Show every line in the records below that contains the word "args".

## ENTRIES
◆ ◆ ◆ ◆ ◆ ◆ ◆

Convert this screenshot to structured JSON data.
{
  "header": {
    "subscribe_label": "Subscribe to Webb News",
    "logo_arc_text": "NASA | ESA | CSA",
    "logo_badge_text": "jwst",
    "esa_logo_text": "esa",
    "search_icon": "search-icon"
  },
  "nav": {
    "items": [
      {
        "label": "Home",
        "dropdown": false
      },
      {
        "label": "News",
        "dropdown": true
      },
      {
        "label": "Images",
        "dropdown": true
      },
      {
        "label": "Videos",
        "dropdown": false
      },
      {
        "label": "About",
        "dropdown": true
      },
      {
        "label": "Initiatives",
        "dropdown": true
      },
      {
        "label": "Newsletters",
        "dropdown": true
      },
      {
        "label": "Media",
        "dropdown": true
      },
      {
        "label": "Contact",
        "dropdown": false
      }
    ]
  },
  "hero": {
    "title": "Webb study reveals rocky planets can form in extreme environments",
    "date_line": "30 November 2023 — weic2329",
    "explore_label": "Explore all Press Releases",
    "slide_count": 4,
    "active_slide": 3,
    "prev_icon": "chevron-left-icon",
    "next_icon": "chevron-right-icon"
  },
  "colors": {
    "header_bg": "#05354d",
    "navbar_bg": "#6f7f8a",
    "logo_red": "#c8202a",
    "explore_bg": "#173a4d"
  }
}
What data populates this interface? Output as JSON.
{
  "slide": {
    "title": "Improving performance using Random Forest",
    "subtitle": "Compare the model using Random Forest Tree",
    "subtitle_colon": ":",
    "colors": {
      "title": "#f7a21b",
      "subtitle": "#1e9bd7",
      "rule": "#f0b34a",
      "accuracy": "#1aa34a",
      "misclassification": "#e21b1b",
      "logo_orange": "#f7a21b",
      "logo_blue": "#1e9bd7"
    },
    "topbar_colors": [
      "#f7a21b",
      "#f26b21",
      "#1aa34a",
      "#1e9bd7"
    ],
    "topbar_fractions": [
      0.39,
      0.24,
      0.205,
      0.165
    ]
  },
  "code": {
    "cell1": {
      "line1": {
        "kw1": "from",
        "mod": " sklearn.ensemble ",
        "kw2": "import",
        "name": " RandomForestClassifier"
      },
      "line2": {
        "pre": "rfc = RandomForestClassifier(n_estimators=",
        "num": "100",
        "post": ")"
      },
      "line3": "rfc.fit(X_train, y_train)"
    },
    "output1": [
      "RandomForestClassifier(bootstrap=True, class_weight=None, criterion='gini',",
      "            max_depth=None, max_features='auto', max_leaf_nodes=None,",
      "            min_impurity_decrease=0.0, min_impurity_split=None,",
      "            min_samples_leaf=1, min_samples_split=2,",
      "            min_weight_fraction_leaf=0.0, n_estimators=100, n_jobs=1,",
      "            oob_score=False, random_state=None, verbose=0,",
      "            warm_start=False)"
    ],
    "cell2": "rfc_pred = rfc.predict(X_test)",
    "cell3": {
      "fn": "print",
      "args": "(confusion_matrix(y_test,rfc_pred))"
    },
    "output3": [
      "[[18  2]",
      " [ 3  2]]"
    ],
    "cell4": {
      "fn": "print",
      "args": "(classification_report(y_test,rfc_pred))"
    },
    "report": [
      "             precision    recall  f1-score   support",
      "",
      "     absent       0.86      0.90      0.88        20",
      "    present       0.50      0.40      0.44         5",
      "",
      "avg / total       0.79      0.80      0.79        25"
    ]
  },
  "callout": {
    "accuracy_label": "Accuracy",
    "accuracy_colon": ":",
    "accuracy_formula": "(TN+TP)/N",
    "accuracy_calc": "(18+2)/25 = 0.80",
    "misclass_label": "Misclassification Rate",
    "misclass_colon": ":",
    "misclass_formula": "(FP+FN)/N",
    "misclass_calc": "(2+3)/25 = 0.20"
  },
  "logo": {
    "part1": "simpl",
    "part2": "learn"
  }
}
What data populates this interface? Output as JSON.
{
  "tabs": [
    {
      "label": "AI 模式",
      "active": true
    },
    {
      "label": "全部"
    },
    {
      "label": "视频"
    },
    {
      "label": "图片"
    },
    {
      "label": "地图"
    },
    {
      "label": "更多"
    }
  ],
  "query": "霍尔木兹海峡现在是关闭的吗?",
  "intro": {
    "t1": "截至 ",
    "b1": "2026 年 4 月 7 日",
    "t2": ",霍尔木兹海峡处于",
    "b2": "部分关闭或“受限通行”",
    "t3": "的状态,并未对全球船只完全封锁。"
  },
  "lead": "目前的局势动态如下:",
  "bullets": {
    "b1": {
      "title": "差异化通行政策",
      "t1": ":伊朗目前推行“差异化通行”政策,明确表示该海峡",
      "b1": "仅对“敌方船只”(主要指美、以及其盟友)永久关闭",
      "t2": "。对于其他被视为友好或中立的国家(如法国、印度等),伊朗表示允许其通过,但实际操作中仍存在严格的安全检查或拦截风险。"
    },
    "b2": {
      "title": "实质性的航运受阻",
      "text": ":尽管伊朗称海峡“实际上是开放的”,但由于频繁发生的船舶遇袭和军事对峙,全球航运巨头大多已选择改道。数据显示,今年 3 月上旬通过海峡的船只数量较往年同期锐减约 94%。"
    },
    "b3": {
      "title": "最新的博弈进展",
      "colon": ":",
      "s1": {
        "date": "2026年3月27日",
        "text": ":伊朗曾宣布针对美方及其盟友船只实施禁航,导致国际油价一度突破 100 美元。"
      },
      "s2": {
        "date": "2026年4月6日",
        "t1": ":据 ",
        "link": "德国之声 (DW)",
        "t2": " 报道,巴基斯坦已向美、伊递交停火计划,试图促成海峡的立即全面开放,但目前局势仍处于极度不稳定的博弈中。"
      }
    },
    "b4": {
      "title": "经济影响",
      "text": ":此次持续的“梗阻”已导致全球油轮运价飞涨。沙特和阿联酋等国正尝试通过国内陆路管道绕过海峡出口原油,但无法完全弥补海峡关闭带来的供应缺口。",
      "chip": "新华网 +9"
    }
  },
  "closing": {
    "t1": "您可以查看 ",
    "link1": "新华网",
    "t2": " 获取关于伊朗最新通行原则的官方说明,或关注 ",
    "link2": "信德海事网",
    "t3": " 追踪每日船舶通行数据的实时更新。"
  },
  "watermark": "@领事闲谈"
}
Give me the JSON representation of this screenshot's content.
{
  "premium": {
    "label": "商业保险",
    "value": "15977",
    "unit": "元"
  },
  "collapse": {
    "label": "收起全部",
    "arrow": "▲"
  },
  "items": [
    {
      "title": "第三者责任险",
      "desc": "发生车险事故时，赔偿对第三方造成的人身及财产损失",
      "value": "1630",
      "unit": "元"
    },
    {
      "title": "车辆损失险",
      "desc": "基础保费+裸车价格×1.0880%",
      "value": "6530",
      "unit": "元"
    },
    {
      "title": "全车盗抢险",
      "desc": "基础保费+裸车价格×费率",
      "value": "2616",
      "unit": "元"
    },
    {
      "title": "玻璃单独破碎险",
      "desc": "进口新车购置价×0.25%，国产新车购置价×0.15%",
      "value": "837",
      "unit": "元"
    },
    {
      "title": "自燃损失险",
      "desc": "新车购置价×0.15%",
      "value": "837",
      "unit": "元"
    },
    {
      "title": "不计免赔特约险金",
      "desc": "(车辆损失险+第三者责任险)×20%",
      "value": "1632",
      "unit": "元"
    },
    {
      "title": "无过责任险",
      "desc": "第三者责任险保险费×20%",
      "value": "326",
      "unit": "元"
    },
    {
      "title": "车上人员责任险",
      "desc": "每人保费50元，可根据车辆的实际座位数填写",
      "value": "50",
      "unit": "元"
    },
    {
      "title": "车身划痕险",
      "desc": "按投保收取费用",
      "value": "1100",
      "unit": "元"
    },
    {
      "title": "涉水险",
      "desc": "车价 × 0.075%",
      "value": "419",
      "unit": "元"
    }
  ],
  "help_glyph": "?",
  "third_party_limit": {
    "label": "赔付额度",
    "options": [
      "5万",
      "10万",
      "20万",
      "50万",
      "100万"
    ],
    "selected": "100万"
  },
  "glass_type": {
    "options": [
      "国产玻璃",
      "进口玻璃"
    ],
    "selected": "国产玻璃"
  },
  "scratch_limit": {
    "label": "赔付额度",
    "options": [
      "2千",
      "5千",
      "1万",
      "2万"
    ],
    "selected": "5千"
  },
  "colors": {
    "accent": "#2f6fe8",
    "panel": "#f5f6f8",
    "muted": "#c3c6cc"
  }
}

◆ ◆ ◆ ◆ ◆ ◆ ◆

## SOLUTION FOR THIS EXERCISE
      "args": "(confusion_matrix(y_test,rfc_pred))"
      "args": "(classification_report(y_test,rfc_pred))"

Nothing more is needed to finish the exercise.